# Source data
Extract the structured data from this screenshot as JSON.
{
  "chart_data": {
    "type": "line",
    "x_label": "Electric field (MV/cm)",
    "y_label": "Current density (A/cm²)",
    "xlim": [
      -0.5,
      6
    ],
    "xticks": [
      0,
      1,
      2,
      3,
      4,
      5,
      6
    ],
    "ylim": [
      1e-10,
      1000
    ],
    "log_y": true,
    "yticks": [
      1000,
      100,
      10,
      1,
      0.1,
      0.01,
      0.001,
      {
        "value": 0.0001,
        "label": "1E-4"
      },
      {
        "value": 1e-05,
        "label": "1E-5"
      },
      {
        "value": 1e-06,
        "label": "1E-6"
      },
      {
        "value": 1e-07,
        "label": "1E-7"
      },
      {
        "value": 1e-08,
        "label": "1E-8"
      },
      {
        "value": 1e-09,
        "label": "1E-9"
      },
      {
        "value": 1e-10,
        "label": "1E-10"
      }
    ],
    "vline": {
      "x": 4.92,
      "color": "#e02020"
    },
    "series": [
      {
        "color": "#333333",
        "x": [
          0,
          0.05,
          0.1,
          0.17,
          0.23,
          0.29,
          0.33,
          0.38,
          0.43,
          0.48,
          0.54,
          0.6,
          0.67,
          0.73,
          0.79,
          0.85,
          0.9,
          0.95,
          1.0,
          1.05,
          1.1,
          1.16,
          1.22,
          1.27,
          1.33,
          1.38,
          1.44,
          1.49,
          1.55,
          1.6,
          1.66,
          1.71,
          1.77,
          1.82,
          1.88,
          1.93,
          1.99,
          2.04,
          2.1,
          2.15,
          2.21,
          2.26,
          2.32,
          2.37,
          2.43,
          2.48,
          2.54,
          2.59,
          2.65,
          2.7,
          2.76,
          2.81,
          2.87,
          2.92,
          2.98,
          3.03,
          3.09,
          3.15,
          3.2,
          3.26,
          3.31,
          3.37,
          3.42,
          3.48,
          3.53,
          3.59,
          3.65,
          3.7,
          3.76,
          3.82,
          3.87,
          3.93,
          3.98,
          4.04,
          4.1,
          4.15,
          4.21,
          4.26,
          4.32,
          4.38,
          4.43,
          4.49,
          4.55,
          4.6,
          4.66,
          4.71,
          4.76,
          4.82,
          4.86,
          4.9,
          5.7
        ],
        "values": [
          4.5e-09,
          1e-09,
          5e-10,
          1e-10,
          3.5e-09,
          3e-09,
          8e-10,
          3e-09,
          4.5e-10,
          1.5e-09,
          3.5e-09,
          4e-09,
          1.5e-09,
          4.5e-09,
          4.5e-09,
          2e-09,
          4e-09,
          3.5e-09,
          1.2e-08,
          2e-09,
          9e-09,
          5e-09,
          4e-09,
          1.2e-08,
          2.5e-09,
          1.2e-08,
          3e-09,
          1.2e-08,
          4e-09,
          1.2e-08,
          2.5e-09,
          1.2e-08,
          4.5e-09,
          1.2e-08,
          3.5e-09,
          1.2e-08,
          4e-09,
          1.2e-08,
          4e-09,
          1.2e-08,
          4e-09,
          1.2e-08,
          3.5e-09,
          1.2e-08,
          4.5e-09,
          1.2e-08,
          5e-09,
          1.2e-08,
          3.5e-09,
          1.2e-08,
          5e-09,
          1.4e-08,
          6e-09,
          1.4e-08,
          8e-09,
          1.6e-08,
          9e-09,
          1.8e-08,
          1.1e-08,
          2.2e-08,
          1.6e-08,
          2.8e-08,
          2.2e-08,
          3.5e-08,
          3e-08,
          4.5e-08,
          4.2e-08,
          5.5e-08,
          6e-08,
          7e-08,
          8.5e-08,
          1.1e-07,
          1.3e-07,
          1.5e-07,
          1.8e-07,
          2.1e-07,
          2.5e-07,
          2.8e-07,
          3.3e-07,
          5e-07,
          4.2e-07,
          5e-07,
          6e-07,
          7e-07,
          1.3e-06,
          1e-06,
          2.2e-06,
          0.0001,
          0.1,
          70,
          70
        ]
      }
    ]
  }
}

# PROMPT
Repeat the data verbatim.

# COMPLETE ANSWER
Extract the structured data from this screenshot as JSON.
{
  "chart_data": {
    "type": "line",
    "x_label": "Electric field (MV/cm)",
    "y_label": "Current density (A/cm²)",
    "xlim": [
      -0.5,
      6
    ],
    "xticks": [
      0,
      1,
      2,
      3,
      4,
      5,
      6
    ],
    "ylim": [
      1e-10,
      1000
    ],
    "log_y": true,
    "yticks": [
      1000,
      100,
      10,
      1,
      0.1,
      0.01,
      0.001,
      {
        "value": 0.0001,
        "label": "1E-4"
      },
      {
        "value": 1e-05,
        "label": "1E-5"
      },
      {
        "value": 1e-06,
        "label": "1E-6"
      },
      {
        "value": 1e-07,
        "label": "1E-7"
      },
      {
        "value": 1e-08,
        "label": "1E-8"
      },
      {
        "value": 1e-09,
        "label": "1E-9"
      },
      {
        "value": 1e-10,
        "label": "1E-10"
      }
    ],
    "vline": {
      "x": 4.92,
      "color": "#e02020"
    },
    "series": [
      {
        "color": "#333333",
        "x": [
          0,
          0.05,
          0.1,
          0.17,
          0.23,
          0.29,
          0.33,
          0.38,
          0.43,
          0.48,
          0.54,
          0.6,
          0.67,
          0.73,
          0.79,
          0.85,
          0.9,
          0.95,
          1.0,
          1.05,
          1.1,
          1.16,
          1.22,
          1.27,
          1.33,
          1.38,
          1.44,
          1.49,
          1.55,
          1.6,
          1.66,
          1.71,
          1.77,
          1.82,
          1.88,
          1.93,
          1.99,
          2.04,
          2.1,
          2.15,
          2.21,
          2.26,
          2.32,
          2.37,
          2.43,
          2.48,
          2.54,
          2.59,
          2.65,
          2.7,
          2.76,
          2.81,
          2.87,
          2.92,
          2.98,
          3.03,
          3.09,
          3.15,
          3.2,
          3.26,
          3.31,
          3.37,
          3.42,
          3.48,
          3.53,
          3.59,
          3.65,
          3.7,
          3.76,
          3.82,
          3.87,
          3.93,
          3.98,
          4.04,
          4.1,
          4.15,
          4.21,
          4.26,
          4.32,
          4.38,
          4.43,
          4.49,
          4.55,
          4.6,
          4.66,
          4.71,
          4.76,
          4.82,
          4.86,
          4.9,
          5.7
        ],
        "values": [
          4.5e-09,
          1e-09,
          5e-10,
          1e-10,
          3.5e-09,
          3e-09,
          8e-10,
          3e-09,
          4.5e-10,
          1.5e-09,
          3.5e-09,
          4e-09,
          1.5e-09,
          4.5e-09,
          4.5e-09,
          2e-09,
          4e-09,
          3.5e-09,
          1.2e-08,
          2e-09,
          9e-09,
          5e-09,
          4e-09,
          1.2e-08,
          2.5e-09,
          1.2e-08,
          3e-09,
          1.2e-08,
          4e-09,
          1.2e-08,
          2.5e-09,
          1.2e-08,
          4.5e-09,
          1.2e-08,
          3.5e-09,
          1.2e-08,
          4e-09,
          1.2e-08,
          4e-09,
          1.2e-08,
          4e-09,
          1.2e-08,
          3.5e-09,
          1.2e-08,
          4.5e-09,
          1.2e-08,
          5e-09,
          1.2e-08,
          3.5e-09,
          1.2e-08,
          5e-09,
          1.4e-08,
          6e-09,
          1.4e-08,
          8e-09,
          1.6e-08,
          9e-09,
          1.8e-08,
          1.1e-08,
          2.2e-08,
          1.6e-08,
          2.8e-08,
          2.2e-08,
          3.5e-08,
          3e-08,
          4.5e-08,
          4.2e-08,
          5.5e-08,
          6e-08,
          7e-08,
          8.5e-08,
          1.1e-07,
          1.3e-07,
          1.5e-07,
          1.8e-07,
          2.1e-07,
          2.5e-07,
          2.8e-07,
          3.3e-07,
          5e-07,
          4.2e-07,
          5e-07,
          6e-07,
          7e-07,
          1.3e-06,
          1e-06,
          2.2e-06,
          0.0001,
          0.1,
          70,
          70
        ]
      }
    ]
  }
}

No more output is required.